What to work on. For each line below that contains the string "幼儿教育", copy that line.

=== Listing ===

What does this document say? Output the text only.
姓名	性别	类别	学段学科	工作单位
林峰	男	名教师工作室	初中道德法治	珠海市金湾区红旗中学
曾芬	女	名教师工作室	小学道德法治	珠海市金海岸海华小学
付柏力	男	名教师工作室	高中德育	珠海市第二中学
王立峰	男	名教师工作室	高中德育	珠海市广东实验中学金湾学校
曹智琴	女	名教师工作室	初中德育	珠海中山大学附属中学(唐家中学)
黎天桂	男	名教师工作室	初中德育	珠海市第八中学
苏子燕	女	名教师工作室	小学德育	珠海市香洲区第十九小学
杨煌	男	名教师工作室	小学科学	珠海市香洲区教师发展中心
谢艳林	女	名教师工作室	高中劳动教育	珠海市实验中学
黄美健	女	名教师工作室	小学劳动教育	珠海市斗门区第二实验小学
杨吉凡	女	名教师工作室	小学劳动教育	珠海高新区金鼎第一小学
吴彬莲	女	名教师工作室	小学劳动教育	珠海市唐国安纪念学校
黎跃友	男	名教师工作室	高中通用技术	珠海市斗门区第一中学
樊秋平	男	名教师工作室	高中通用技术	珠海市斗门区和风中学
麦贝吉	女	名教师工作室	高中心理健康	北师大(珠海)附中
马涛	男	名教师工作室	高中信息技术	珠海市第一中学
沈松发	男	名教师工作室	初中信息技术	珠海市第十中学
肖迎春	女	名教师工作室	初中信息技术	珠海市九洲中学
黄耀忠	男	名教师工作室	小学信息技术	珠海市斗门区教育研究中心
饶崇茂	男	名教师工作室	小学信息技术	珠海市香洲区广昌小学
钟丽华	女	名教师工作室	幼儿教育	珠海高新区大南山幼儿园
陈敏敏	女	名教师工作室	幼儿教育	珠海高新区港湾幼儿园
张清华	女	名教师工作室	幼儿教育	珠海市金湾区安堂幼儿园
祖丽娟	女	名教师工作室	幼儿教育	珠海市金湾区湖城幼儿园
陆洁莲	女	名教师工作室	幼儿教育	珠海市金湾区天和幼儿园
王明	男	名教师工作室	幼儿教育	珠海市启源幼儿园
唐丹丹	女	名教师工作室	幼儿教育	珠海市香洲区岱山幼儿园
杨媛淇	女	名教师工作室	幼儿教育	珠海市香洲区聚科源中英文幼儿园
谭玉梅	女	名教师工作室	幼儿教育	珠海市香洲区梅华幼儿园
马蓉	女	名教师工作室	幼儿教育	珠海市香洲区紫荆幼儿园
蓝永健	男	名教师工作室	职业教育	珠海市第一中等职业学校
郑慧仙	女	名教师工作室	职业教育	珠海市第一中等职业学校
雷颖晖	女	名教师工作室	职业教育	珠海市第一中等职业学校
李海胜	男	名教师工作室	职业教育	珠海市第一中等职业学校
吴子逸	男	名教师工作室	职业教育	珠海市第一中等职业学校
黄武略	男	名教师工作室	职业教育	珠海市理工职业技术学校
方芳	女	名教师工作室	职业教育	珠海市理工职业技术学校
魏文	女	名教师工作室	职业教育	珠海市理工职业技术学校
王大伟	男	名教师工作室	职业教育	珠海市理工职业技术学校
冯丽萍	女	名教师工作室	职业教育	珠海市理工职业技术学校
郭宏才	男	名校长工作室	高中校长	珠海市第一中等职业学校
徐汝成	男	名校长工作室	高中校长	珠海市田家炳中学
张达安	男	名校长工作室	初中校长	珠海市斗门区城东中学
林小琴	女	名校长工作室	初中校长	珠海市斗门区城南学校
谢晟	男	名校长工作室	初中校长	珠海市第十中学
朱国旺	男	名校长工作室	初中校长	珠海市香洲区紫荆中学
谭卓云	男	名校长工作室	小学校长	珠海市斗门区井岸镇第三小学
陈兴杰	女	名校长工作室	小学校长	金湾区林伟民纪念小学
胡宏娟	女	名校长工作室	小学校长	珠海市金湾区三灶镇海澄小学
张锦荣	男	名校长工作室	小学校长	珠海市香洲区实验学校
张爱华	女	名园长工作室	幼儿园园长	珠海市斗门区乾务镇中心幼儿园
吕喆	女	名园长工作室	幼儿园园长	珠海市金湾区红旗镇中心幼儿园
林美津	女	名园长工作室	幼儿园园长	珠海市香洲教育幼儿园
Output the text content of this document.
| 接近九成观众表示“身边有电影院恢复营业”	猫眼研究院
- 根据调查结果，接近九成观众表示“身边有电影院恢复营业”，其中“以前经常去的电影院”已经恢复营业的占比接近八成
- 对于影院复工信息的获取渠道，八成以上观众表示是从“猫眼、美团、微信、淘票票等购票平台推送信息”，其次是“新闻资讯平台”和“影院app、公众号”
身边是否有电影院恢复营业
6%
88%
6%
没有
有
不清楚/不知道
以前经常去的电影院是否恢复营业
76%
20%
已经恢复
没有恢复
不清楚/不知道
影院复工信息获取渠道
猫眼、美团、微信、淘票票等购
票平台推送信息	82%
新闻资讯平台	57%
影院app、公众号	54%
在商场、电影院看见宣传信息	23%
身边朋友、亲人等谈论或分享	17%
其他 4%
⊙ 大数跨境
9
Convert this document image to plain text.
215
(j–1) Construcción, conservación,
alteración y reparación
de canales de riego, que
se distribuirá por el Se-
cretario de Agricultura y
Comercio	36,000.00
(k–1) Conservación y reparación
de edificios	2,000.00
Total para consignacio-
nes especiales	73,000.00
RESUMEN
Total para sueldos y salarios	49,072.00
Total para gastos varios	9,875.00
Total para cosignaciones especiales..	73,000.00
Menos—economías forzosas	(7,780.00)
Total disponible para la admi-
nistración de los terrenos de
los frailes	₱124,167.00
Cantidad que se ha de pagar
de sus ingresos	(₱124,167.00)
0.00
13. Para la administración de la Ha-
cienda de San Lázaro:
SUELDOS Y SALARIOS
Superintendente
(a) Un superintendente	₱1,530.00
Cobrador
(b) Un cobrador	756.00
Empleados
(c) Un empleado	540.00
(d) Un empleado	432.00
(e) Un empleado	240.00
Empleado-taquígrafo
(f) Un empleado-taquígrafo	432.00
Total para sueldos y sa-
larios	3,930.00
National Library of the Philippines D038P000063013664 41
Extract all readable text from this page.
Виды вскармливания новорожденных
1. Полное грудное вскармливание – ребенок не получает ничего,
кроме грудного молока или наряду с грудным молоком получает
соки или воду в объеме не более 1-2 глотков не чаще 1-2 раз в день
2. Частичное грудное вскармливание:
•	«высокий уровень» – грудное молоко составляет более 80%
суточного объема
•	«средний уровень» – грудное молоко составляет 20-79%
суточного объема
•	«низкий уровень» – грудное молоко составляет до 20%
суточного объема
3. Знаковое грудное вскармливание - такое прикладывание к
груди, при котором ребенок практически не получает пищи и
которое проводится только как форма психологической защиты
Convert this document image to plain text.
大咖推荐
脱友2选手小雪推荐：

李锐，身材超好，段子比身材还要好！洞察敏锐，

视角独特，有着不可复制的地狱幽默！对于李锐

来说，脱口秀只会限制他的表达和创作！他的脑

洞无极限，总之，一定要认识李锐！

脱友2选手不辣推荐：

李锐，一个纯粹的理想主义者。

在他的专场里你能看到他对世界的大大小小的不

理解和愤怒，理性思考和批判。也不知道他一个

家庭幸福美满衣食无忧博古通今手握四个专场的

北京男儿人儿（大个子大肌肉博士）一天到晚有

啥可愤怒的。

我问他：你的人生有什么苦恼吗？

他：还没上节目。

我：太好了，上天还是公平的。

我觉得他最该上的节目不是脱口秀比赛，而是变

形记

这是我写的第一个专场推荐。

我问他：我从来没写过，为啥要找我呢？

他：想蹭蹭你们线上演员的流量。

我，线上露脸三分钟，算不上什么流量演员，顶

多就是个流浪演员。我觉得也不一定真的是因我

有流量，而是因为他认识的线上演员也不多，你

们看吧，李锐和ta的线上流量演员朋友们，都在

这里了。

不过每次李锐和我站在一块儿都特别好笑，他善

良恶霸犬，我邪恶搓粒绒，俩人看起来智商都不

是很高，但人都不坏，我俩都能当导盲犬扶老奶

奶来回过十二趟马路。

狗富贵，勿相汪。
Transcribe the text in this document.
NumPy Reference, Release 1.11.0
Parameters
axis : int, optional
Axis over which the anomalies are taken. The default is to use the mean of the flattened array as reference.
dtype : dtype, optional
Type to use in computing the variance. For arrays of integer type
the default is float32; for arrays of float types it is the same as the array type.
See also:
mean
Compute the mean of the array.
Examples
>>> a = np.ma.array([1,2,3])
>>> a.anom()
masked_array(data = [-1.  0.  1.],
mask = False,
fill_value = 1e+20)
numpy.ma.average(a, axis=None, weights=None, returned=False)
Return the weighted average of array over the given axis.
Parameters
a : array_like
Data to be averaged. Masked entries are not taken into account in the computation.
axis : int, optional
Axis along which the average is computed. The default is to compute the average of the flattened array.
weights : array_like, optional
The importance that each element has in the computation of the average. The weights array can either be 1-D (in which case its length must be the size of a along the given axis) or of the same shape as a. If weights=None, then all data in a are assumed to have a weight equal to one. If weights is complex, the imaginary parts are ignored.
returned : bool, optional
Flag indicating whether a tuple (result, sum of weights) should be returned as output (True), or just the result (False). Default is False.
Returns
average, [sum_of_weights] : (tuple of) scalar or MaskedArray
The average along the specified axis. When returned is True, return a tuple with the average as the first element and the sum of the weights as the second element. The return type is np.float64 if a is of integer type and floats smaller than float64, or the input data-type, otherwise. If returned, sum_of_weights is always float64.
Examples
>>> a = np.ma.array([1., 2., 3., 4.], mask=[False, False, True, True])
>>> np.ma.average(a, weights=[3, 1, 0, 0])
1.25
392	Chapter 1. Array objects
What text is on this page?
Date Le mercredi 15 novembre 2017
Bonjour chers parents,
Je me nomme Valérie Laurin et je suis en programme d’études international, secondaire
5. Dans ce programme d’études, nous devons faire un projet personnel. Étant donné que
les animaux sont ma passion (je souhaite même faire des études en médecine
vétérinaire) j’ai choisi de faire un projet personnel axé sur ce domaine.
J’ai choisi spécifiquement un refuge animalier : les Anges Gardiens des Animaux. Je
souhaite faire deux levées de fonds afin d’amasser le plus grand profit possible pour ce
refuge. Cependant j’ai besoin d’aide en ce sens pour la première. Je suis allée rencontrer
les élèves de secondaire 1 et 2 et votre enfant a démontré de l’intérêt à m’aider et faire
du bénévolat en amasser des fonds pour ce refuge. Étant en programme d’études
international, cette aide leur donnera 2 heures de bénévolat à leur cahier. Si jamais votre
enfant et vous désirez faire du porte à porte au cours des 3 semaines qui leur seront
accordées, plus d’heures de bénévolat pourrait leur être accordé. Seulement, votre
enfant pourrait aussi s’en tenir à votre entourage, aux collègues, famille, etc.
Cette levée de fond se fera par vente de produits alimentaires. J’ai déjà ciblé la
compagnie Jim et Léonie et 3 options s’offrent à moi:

===

Written solution.
钟丽华	女	名教师工作室	幼儿教育	珠海高新区大南山幼儿园
陈敏敏	女	名教师工作室	幼儿教育	珠海高新区港湾幼儿园
张清华	女	名教师工作室	幼儿教育	珠海市金湾区安堂幼儿园
祖丽娟	女	名教师工作室	幼儿教育	珠海市金湾区湖城幼儿园
陆洁莲	女	名教师工作室	幼儿教育	珠海市金湾区天和幼儿园
王明	男	名教师工作室	幼儿教育	珠海市启源幼儿园
唐丹丹	女	名教师工作室	幼儿教育	珠海市香洲区岱山幼儿园
杨媛淇	女	名教师工作室	幼儿教育	珠海市香洲区聚科源中英文幼儿园
谭玉梅	女	名教师工作室	幼儿教育	珠海市香洲区梅华幼儿园
马蓉	女	名教师工作室	幼儿教育	珠海市香洲区紫荆幼儿园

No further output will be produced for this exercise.